++++ Entries provided

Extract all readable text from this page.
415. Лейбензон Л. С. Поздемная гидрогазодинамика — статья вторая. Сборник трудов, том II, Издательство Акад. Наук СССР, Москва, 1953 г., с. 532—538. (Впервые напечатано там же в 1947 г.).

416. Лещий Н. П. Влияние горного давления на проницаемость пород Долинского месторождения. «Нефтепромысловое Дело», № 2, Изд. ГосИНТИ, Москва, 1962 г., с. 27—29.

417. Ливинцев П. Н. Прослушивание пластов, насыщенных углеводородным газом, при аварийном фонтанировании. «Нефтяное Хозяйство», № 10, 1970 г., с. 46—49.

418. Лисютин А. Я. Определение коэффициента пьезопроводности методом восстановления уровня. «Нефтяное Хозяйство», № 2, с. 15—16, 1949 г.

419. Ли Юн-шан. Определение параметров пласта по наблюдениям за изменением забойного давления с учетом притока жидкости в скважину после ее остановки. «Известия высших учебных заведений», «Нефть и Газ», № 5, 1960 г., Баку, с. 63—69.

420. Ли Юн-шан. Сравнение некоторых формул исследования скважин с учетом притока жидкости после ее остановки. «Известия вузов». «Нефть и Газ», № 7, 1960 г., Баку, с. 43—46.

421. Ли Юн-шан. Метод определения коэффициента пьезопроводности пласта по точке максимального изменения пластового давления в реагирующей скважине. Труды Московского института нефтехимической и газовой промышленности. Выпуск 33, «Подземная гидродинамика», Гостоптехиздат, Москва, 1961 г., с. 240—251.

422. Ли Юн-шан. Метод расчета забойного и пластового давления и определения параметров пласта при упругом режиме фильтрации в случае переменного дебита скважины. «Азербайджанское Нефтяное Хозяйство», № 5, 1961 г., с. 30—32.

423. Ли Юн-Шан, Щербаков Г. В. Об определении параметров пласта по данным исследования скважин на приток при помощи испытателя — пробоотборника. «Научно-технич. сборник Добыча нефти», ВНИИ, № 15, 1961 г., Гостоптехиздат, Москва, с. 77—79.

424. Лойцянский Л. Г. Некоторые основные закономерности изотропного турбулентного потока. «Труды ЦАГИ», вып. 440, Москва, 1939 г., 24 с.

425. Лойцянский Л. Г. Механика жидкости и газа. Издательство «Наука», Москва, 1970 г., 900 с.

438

++++++++

- _Aim of the exercise_
Write out every entry verbatim.

- _Task result_
Extract all readable text from this page.
415. Лейбензон Л. С. Поздемная гидрогазодинамика — статья вторая. Сборник трудов, том II, Издательство Акад. Наук СССР, Москва, 1953 г., с. 532—538. (Впервые напечатано там же в 1947 г.).

416. Лещий Н. П. Влияние горного давления на проницаемость пород Долинского месторождения. «Нефтепромысловое Дело», № 2, Изд. ГосИНТИ, Москва, 1962 г., с. 27—29.

417. Ливинцев П. Н. Прослушивание пластов, насыщенных углеводородным газом, при аварийном фонтанировании. «Нефтяное Хозяйство», № 10, 1970 г., с. 46—49.

418. Лисютин А. Я. Определение коэффициента пьезопроводности методом восстановления уровня. «Нефтяное Хозяйство», № 2, с. 15—16, 1949 г.

419. Ли Юн-шан. Определение параметров пласта по наблюдениям за изменением забойного давления с учетом притока жидкости в скважину после ее остановки. «Известия высших учебных заведений», «Нефть и Газ», № 5, 1960 г., Баку, с. 63—69.

420. Ли Юн-шан. Сравнение некоторых формул исследования скважин с учетом притока жидкости после ее остановки. «Известия вузов». «Нефть и Газ», № 7, 1960 г., Баку, с. 43—46.

421. Ли Юн-шан. Метод определения коэффициента пьезопроводности пласта по точке максимального изменения пластового давления в реагирующей скважине. Труды Московского института нефтехимической и газовой промышленности. Выпуск 33, «Подземная гидродинамика», Гостоптехиздат, Москва, 1961 г., с. 240—251.

422. Ли Юн-шан. Метод расчета забойного и пластового давления и определения параметров пласта при упругом режиме фильтрации в случае переменного дебита скважины. «Азербайджанское Нефтяное Хозяйство», № 5, 1961 г., с. 30—32.

423. Ли Юн-Шан, Щербаков Г. В. Об определении параметров пласта по данным исследования скважин на приток при помощи испытателя — пробоотборника. «Научно-технич. сборник Добыча нефти», ВНИИ, № 15, 1961 г., Гостоптехиздат, Москва, с. 77—79.

424. Лойцянский Л. Г. Некоторые основные закономерности изотропного турбулентного потока. «Труды ЦАГИ», вып. 440, Москва, 1939 г., 24 с.

425. Лойцянский Л. Г. Механика жидкости и газа. Издательство «Наука», Москва, 1970 г., 900 с.

438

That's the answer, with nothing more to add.